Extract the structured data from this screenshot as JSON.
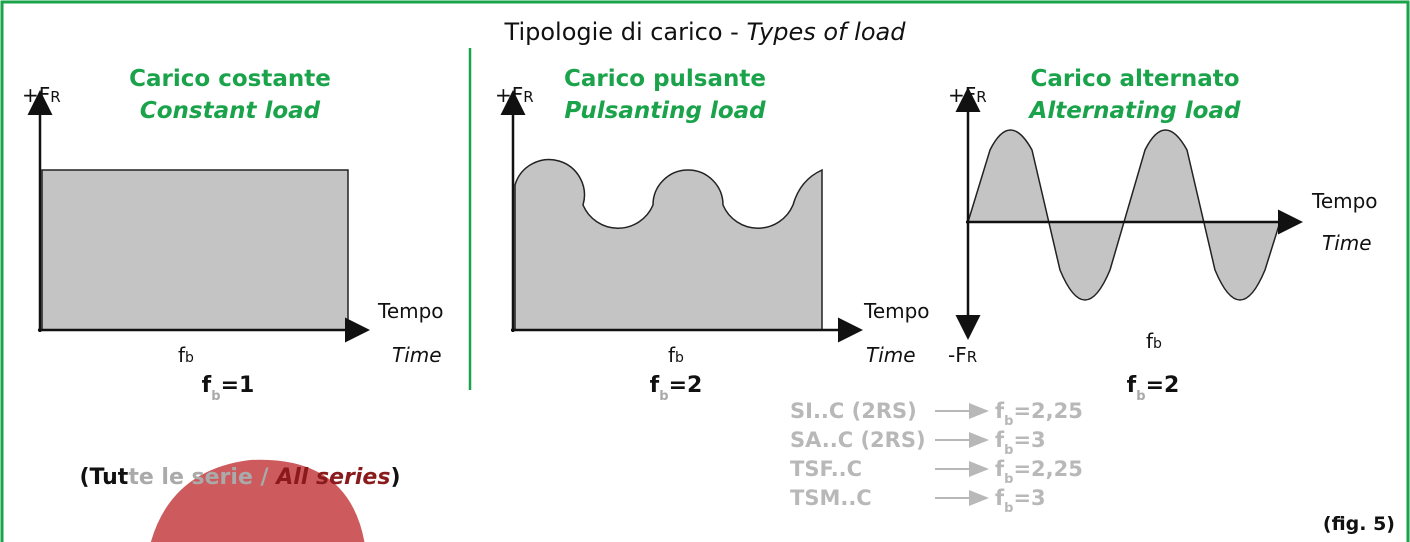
{
  "title": {
    "it": "Tipologie di carico -",
    "en": "Types of load"
  },
  "panels": [
    {
      "heading_it": "Carico costante",
      "heading_en": "Constant load",
      "y_label": {
        "base": "+F",
        "sub": "R"
      },
      "x_label": "Tempo",
      "x_label_en": "Time",
      "axis_label": {
        "base": "f",
        "sub": "b"
      },
      "formula": {
        "base": "f",
        "sub": "b",
        "rest": "=1"
      }
    },
    {
      "heading_it": "Carico pulsante",
      "heading_en": "Pulsanting load",
      "y_label": {
        "base": "+F",
        "sub": "R"
      },
      "x_label": "Tempo",
      "x_label_en": "Time",
      "axis_label": {
        "base": "f",
        "sub": "b"
      },
      "formula": {
        "base": "f",
        "sub": "b",
        "rest": "=2"
      }
    },
    {
      "heading_it": "Carico alternato",
      "heading_en": "Alternating load",
      "y_label": {
        "base": "+F",
        "sub": "R"
      },
      "y_label_neg": {
        "base": "-F",
        "sub": "R"
      },
      "x_label": "Tempo",
      "x_label_en": "Time",
      "axis_label": {
        "base": "f",
        "sub": "b"
      },
      "formula": {
        "base": "f",
        "sub": "b",
        "rest": "=2"
      }
    }
  ],
  "note": {
    "it_bold": "(Tut",
    "it_gray": "te le serie / ",
    "en": "All series",
    "close": ")"
  },
  "rows": [
    {
      "code": "SI..C (2RS)",
      "f": "f",
      "sub": "b",
      "value": "=2,25"
    },
    {
      "code": "SA..C (2RS)",
      "f": "f",
      "sub": "b",
      "value": "=3"
    },
    {
      "code": "TSF..C",
      "f": "f",
      "sub": "b",
      "value": "=2,25"
    },
    {
      "code": "TSM..C",
      "f": "f",
      "sub": "b",
      "value": "=3"
    }
  ],
  "fig": "(fig. 5)"
}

+++

▶ Job
Transcribe all of the material exactly, leaving out whatever pictures it contains.

▶ Exercise response
Extract the structured data from this screenshot as JSON.
{
  "title": {
    "it": "Tipologie di carico -",
    "en": "Types of load"
  },
  "panels": [
    {
      "heading_it": "Carico costante",
      "heading_en": "Constant load",
      "y_label": {
        "base": "+F",
        "sub": "R"
      },
      "x_label": "Tempo",
      "x_label_en": "Time",
      "axis_label": {
        "base": "f",
        "sub": "b"
      },
      "formula": {
        "base": "f",
        "sub": "b",
        "rest": "=1"
      }
    },
    {
      "heading_it": "Carico pulsante",
      "heading_en": "Pulsanting load",
      "y_label": {
        "base": "+F",
        "sub": "R"
      },
      "x_label": "Tempo",
      "x_label_en": "Time",
      "axis_label": {
        "base": "f",
        "sub": "b"
      },
      "formula": {
        "base": "f",
        "sub": "b",
        "rest": "=2"
      }
    },
    {
      "heading_it": "Carico alternato",
      "heading_en": "Alternating load",
      "y_label": {
        "base": "+F",
        "sub": "R"
      },
      "y_label_neg": {
        "base": "-F",
        "sub": "R"
      },
      "x_label": "Tempo",
      "x_label_en": "Time",
      "axis_label": {
        "base": "f",
        "sub": "b"
      },
      "formula": {
        "base": "f",
        "sub": "b",
        "rest": "=2"
      }
    }
  ],
  "note": {
    "it_bold": "(Tut",
    "it_gray": "te le serie / ",
    "en": "All series",
    "close": ")"
  },
  "rows": [
    {
      "code": "SI..C (2RS)",
      "f": "f",
      "sub": "b",
      "value": "=2,25"
    },
    {
      "code": "SA..C (2RS)",
      "f": "f",
      "sub": "b",
      "value": "=3"
    },
    {
      "code": "TSF..C",
      "f": "f",
      "sub": "b",
      "value": "=2,25"
    },
    {
      "code": "TSM..C",
      "f": "f",
      "sub": "b",
      "value": "=3"
    }
  ],
  "fig": "(fig. 5)"
}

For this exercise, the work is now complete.